(Dataset entries on figures)
_____

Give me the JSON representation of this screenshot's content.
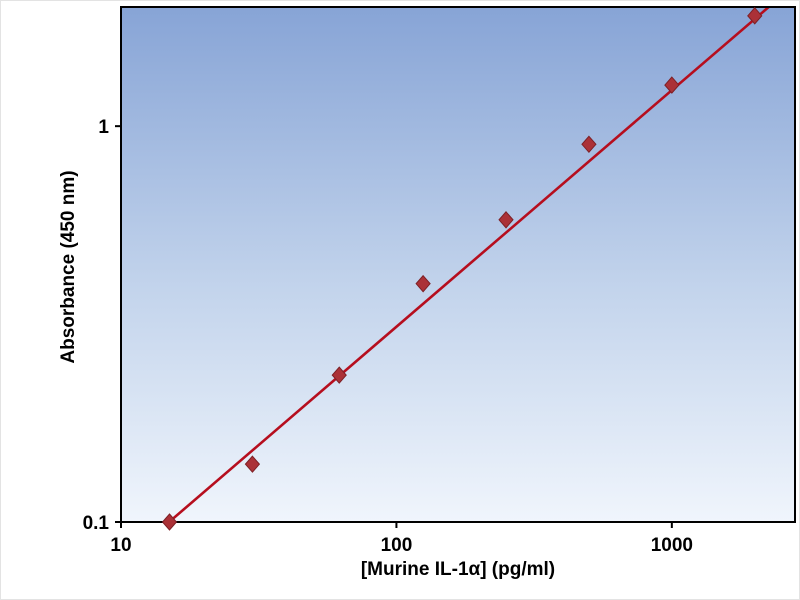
{
  "chart_data": {
    "type": "scatter",
    "title": "",
    "xlabel": "[Murine IL-1α] (pg/ml)",
    "ylabel": "Absorbance (450 nm)",
    "x_scale": "log",
    "y_scale": "log",
    "xlim": [
      10,
      2800
    ],
    "ylim": [
      0.1,
      2.0
    ],
    "x_ticks": [
      {
        "value": 10,
        "label": "10"
      },
      {
        "value": 100,
        "label": "100"
      },
      {
        "value": 1000,
        "label": "1000"
      }
    ],
    "y_ticks": [
      {
        "value": 0.1,
        "label": "0.1"
      },
      {
        "value": 1,
        "label": "1"
      }
    ],
    "points": [
      {
        "x": 15,
        "y": 0.1
      },
      {
        "x": 30,
        "y": 0.14
      },
      {
        "x": 62,
        "y": 0.235
      },
      {
        "x": 125,
        "y": 0.4
      },
      {
        "x": 250,
        "y": 0.58
      },
      {
        "x": 500,
        "y": 0.9
      },
      {
        "x": 1000,
        "y": 1.27
      },
      {
        "x": 2000,
        "y": 1.9
      }
    ],
    "trend_line": {
      "start": {
        "x": 13,
        "y": 0.092
      },
      "end": {
        "x": 2400,
        "y": 2.08
      }
    },
    "legend": null,
    "grid": false,
    "colors": {
      "point_fill": "#ab3137",
      "point_stroke": "#7d2026",
      "trend_line": "#b60e1e",
      "plot_border": "#000000",
      "plot_bg_top": "#87a4d6",
      "plot_bg_mid": "#c3d4ec",
      "plot_bg_bottom": "#f0f5fc"
    }
  }
}
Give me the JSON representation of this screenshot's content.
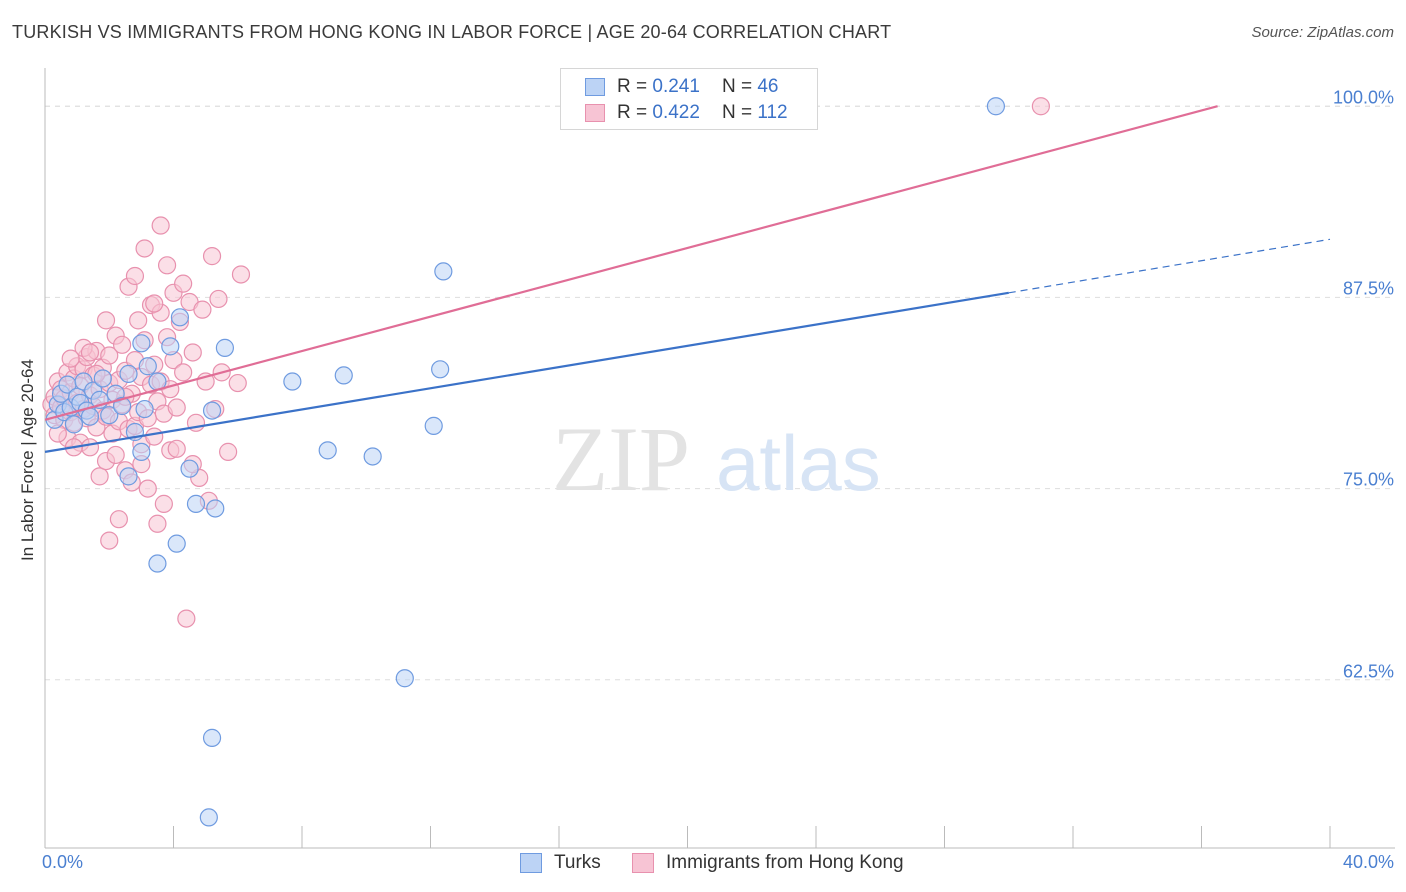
{
  "header": {
    "title": "TURKISH VS IMMIGRANTS FROM HONG KONG IN LABOR FORCE | AGE 20-64 CORRELATION CHART",
    "source": "Source: ZipAtlas.com"
  },
  "watermark": {
    "part1": "ZIP",
    "part2": "atlas"
  },
  "colors": {
    "blue": "#3b72c8",
    "blue_fill": "#bcd3f5",
    "pink": "#e06d96",
    "pink_fill": "#f7c4d4",
    "grid": "#dddddd",
    "tick_label": "#4a7fd0"
  },
  "legend": {
    "rows": [
      {
        "r_label": "R =",
        "r_value": "0.241",
        "n_label": "N =",
        "n_value": "46"
      },
      {
        "r_label": "R =",
        "r_value": "0.422",
        "n_label": "N =",
        "n_value": "112"
      }
    ]
  },
  "chart_data": {
    "type": "scatter",
    "title": "TURKISH VS IMMIGRANTS FROM HONG KONG IN LABOR FORCE | AGE 20-64 CORRELATION CHART",
    "xlabel": "",
    "ylabel": "In Labor Force | Age 20-64",
    "xlim": [
      0,
      40
    ],
    "ylim": [
      51.5,
      102.5
    ],
    "x_tick_labels": {
      "left": "0.0%",
      "right": "40.0%"
    },
    "y_ticks": [
      {
        "value": 100.0,
        "label": "100.0%"
      },
      {
        "value": 87.5,
        "label": "87.5%"
      },
      {
        "value": 75.0,
        "label": "75.0%"
      },
      {
        "value": 62.5,
        "label": "62.5%"
      }
    ],
    "series": [
      {
        "name": "Turks",
        "r": 0.241,
        "n": 46,
        "trend": {
          "x0": 0,
          "y0": 77.4,
          "x1": 30,
          "y1": 87.8,
          "dash_to_x": 40,
          "dash_to_y": 91.3
        },
        "points": [
          [
            0.3,
            79.5
          ],
          [
            0.4,
            80.5
          ],
          [
            0.5,
            81.2
          ],
          [
            0.6,
            80.0
          ],
          [
            0.7,
            81.8
          ],
          [
            0.8,
            80.3
          ],
          [
            0.9,
            79.2
          ],
          [
            1.0,
            81.0
          ],
          [
            1.1,
            80.6
          ],
          [
            1.2,
            82.0
          ],
          [
            1.3,
            80.1
          ],
          [
            1.4,
            79.7
          ],
          [
            1.5,
            81.4
          ],
          [
            1.7,
            80.8
          ],
          [
            1.8,
            82.2
          ],
          [
            2.0,
            79.8
          ],
          [
            2.2,
            81.2
          ],
          [
            2.4,
            80.4
          ],
          [
            2.6,
            82.5
          ],
          [
            2.8,
            78.7
          ],
          [
            2.6,
            75.8
          ],
          [
            3.0,
            77.4
          ],
          [
            3.1,
            80.2
          ],
          [
            3.2,
            83.0
          ],
          [
            3.5,
            82.0
          ],
          [
            3.9,
            84.3
          ],
          [
            3.0,
            84.5
          ],
          [
            4.2,
            86.2
          ],
          [
            4.5,
            76.3
          ],
          [
            4.7,
            74.0
          ],
          [
            5.3,
            73.7
          ],
          [
            5.2,
            80.1
          ],
          [
            5.6,
            84.2
          ],
          [
            4.1,
            71.4
          ],
          [
            3.5,
            70.1
          ],
          [
            7.7,
            82.0
          ],
          [
            8.8,
            77.5
          ],
          [
            9.3,
            82.4
          ],
          [
            10.2,
            77.1
          ],
          [
            11.2,
            62.6
          ],
          [
            12.1,
            79.1
          ],
          [
            12.3,
            82.8
          ],
          [
            12.4,
            89.2
          ],
          [
            5.2,
            58.7
          ],
          [
            5.1,
            53.5
          ],
          [
            29.6,
            100.0
          ]
        ]
      },
      {
        "name": "Immigrants from Hong Kong",
        "r": 0.422,
        "n": 112,
        "trend": {
          "x0": 0,
          "y0": 79.5,
          "x1": 36.5,
          "y1": 100.0
        },
        "points": [
          [
            0.2,
            80.5
          ],
          [
            0.3,
            81.0
          ],
          [
            0.3,
            79.8
          ],
          [
            0.4,
            82.0
          ],
          [
            0.5,
            80.3
          ],
          [
            0.5,
            81.5
          ],
          [
            0.6,
            79.5
          ],
          [
            0.6,
            80.9
          ],
          [
            0.7,
            82.6
          ],
          [
            0.7,
            78.3
          ],
          [
            0.8,
            80.0
          ],
          [
            0.8,
            81.3
          ],
          [
            0.9,
            79.3
          ],
          [
            0.9,
            82.2
          ],
          [
            1.0,
            80.6
          ],
          [
            1.0,
            83.0
          ],
          [
            1.1,
            78.0
          ],
          [
            1.1,
            81.7
          ],
          [
            1.2,
            80.2
          ],
          [
            1.2,
            82.8
          ],
          [
            1.3,
            79.6
          ],
          [
            1.3,
            83.6
          ],
          [
            1.4,
            81.1
          ],
          [
            1.4,
            77.7
          ],
          [
            1.5,
            80.4
          ],
          [
            1.5,
            82.4
          ],
          [
            1.6,
            79.0
          ],
          [
            1.6,
            84.0
          ],
          [
            1.7,
            81.5
          ],
          [
            1.7,
            75.8
          ],
          [
            1.8,
            80.1
          ],
          [
            1.8,
            82.9
          ],
          [
            1.9,
            76.8
          ],
          [
            1.9,
            79.7
          ],
          [
            2.0,
            81.9
          ],
          [
            2.0,
            83.7
          ],
          [
            2.1,
            78.6
          ],
          [
            2.1,
            80.8
          ],
          [
            2.2,
            85.0
          ],
          [
            2.2,
            77.2
          ],
          [
            2.3,
            82.1
          ],
          [
            2.3,
            79.4
          ],
          [
            2.4,
            84.4
          ],
          [
            2.4,
            80.5
          ],
          [
            2.5,
            76.2
          ],
          [
            2.5,
            82.7
          ],
          [
            2.6,
            78.9
          ],
          [
            2.6,
            88.2
          ],
          [
            2.7,
            81.2
          ],
          [
            2.7,
            75.4
          ],
          [
            2.8,
            83.4
          ],
          [
            2.8,
            79.1
          ],
          [
            2.9,
            86.0
          ],
          [
            2.9,
            80.0
          ],
          [
            3.0,
            77.9
          ],
          [
            3.0,
            82.3
          ],
          [
            3.1,
            90.7
          ],
          [
            3.1,
            84.7
          ],
          [
            3.2,
            79.6
          ],
          [
            3.2,
            75.0
          ],
          [
            3.3,
            81.8
          ],
          [
            3.3,
            87.0
          ],
          [
            3.4,
            78.4
          ],
          [
            3.4,
            83.1
          ],
          [
            3.5,
            72.7
          ],
          [
            3.5,
            80.7
          ],
          [
            3.6,
            86.5
          ],
          [
            3.6,
            82.0
          ],
          [
            3.7,
            79.9
          ],
          [
            3.7,
            74.0
          ],
          [
            3.8,
            89.6
          ],
          [
            3.8,
            84.9
          ],
          [
            3.9,
            81.5
          ],
          [
            3.9,
            77.5
          ],
          [
            4.0,
            87.8
          ],
          [
            4.0,
            83.4
          ],
          [
            4.1,
            80.3
          ],
          [
            4.1,
            77.6
          ],
          [
            4.2,
            85.9
          ],
          [
            4.3,
            82.6
          ],
          [
            4.4,
            66.5
          ],
          [
            4.5,
            87.2
          ],
          [
            4.6,
            83.9
          ],
          [
            4.7,
            79.3
          ],
          [
            4.8,
            75.7
          ],
          [
            4.9,
            86.7
          ],
          [
            5.0,
            82.0
          ],
          [
            5.1,
            74.2
          ],
          [
            5.2,
            90.2
          ],
          [
            5.4,
            87.4
          ],
          [
            5.5,
            82.6
          ],
          [
            5.7,
            77.4
          ],
          [
            6.1,
            89.0
          ],
          [
            2.0,
            71.6
          ],
          [
            2.8,
            88.9
          ],
          [
            3.4,
            87.1
          ],
          [
            1.6,
            82.5
          ],
          [
            1.2,
            84.2
          ],
          [
            0.8,
            83.5
          ],
          [
            1.9,
            86.0
          ],
          [
            4.3,
            88.4
          ],
          [
            3.6,
            92.2
          ],
          [
            0.9,
            77.7
          ],
          [
            0.4,
            78.6
          ],
          [
            2.3,
            73.0
          ],
          [
            4.6,
            76.6
          ],
          [
            5.3,
            80.2
          ],
          [
            6.0,
            81.9
          ],
          [
            3.0,
            76.6
          ],
          [
            2.5,
            81.0
          ],
          [
            1.4,
            83.9
          ],
          [
            31.0,
            100.0
          ]
        ]
      }
    ],
    "legend_position": "top-center",
    "grid": true
  },
  "bottom_legend": {
    "items": [
      "Turks",
      "Immigrants from Hong Kong"
    ]
  }
}
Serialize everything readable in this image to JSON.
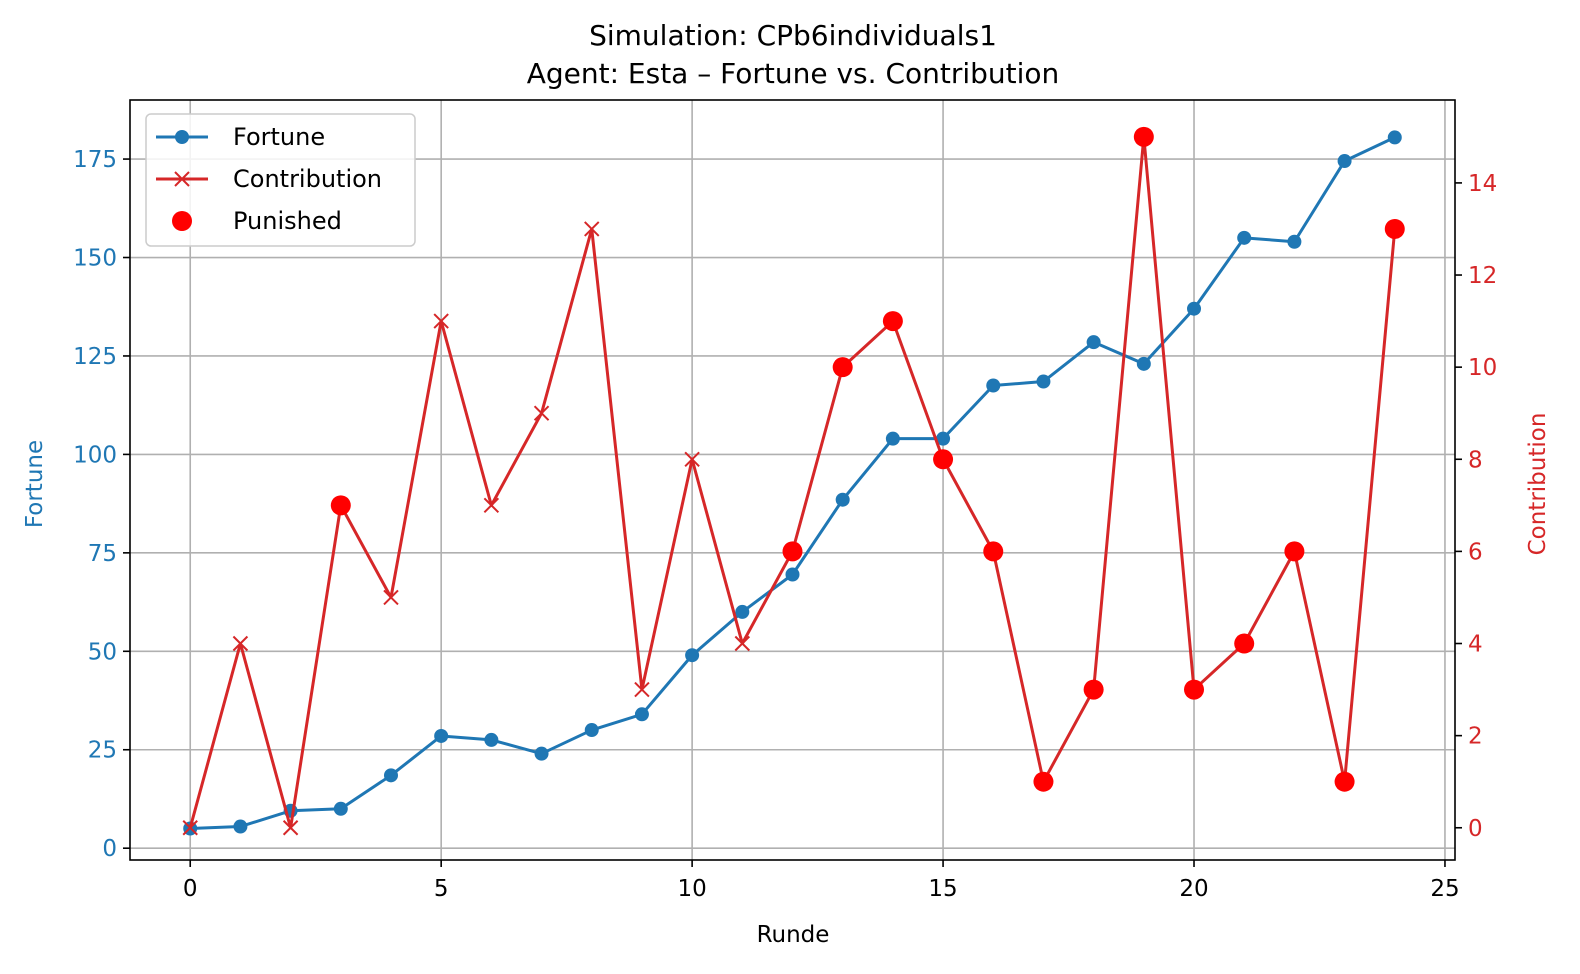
{
  "chart_data": {
    "type": "line",
    "title": "Simulation: CPb6individuals1",
    "subtitle": "Agent: Esta – Fortune vs. Contribution",
    "xlabel": "Runde",
    "ylabel_left": "Fortune",
    "ylabel_right": "Contribution",
    "xlim": [
      -1.2,
      25.2
    ],
    "ylim_left": [
      -3,
      190
    ],
    "ylim_right": [
      -0.7,
      15.8
    ],
    "xticks": [
      0,
      5,
      10,
      15,
      20,
      25
    ],
    "yticks_left": [
      0,
      25,
      50,
      75,
      100,
      125,
      150,
      175
    ],
    "yticks_right": [
      0,
      2,
      4,
      6,
      8,
      10,
      12,
      14
    ],
    "grid": true,
    "legend_position": "top-left",
    "colors": {
      "fortune": "#1f77b4",
      "contribution": "#d62728",
      "punished": "#ff0000"
    },
    "x": [
      0,
      1,
      2,
      3,
      4,
      5,
      6,
      7,
      8,
      9,
      10,
      11,
      12,
      13,
      14,
      15,
      16,
      17,
      18,
      19,
      20,
      21,
      22,
      23,
      24
    ],
    "series": [
      {
        "name": "Fortune",
        "axis": "left",
        "marker": "circle",
        "values": [
          5,
          5.5,
          9.5,
          10,
          18.5,
          28.5,
          27.5,
          24,
          30,
          34,
          49,
          60,
          69.5,
          88.5,
          104,
          104,
          117.5,
          118.5,
          128.5,
          123,
          137,
          155,
          154,
          174.5,
          180.5
        ]
      },
      {
        "name": "Contribution",
        "axis": "right",
        "marker": "x",
        "values": [
          0,
          4,
          0,
          7,
          5,
          11,
          7,
          9,
          13,
          3,
          8,
          4,
          6,
          10,
          11,
          8,
          6,
          1,
          3,
          15,
          3,
          4,
          6,
          1,
          13
        ]
      },
      {
        "name": "Punished",
        "axis": "right",
        "marker": "dot",
        "points": [
          [
            3,
            7
          ],
          [
            12,
            6
          ],
          [
            13,
            10
          ],
          [
            14,
            11
          ],
          [
            15,
            8
          ],
          [
            16,
            6
          ],
          [
            17,
            1
          ],
          [
            18,
            3
          ],
          [
            19,
            15
          ],
          [
            20,
            3
          ],
          [
            21,
            4
          ],
          [
            22,
            6
          ],
          [
            23,
            1
          ],
          [
            24,
            13
          ]
        ]
      }
    ]
  }
}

_____

What the exercise asks: Look through the material and say how many lines hold "name". Give the number only.

Result of the task: 5